──────── Records for the exercise ────────

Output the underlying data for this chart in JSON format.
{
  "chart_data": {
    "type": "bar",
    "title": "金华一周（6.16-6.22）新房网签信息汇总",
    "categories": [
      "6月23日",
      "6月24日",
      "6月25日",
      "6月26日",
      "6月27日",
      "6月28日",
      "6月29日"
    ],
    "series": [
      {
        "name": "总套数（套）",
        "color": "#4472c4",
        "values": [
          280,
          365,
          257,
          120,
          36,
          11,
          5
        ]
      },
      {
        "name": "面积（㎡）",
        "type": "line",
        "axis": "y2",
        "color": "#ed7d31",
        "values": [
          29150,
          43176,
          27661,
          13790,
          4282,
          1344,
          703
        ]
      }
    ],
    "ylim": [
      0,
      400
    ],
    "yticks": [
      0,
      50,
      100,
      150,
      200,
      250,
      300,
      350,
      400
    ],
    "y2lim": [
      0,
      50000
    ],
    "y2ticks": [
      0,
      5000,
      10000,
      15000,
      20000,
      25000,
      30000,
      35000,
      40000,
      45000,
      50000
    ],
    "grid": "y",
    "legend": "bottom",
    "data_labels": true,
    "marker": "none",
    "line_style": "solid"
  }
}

────────

* **Directions**: Write the data out again in full and exactly.

* **Response to the task**:
Output the underlying data for this chart in JSON format.
{
  "chart_data": {
    "type": "bar",
    "title": "金华一周（6.16-6.22）新房网签信息汇总",
    "categories": [
      "6月23日",
      "6月24日",
      "6月25日",
      "6月26日",
      "6月27日",
      "6月28日",
      "6月29日"
    ],
    "series": [
      {
        "name": "总套数（套）",
        "color": "#4472c4",
        "values": [
          280,
          365,
          257,
          120,
          36,
          11,
          5
        ]
      },
      {
        "name": "面积（㎡）",
        "type": "line",
        "axis": "y2",
        "color": "#ed7d31",
        "values": [
          29150,
          43176,
          27661,
          13790,
          4282,
          1344,
          703
        ]
      }
    ],
    "ylim": [
      0,
      400
    ],
    "yticks": [
      0,
      50,
      100,
      150,
      200,
      250,
      300,
      350,
      400
    ],
    "y2lim": [
      0,
      50000
    ],
    "y2ticks": [
      0,
      5000,
      10000,
      15000,
      20000,
      25000,
      30000,
      35000,
      40000,
      45000,
      50000
    ],
    "grid": "y",
    "legend": "bottom",
    "data_labels": true,
    "marker": "none",
    "line_style": "solid"
  }
}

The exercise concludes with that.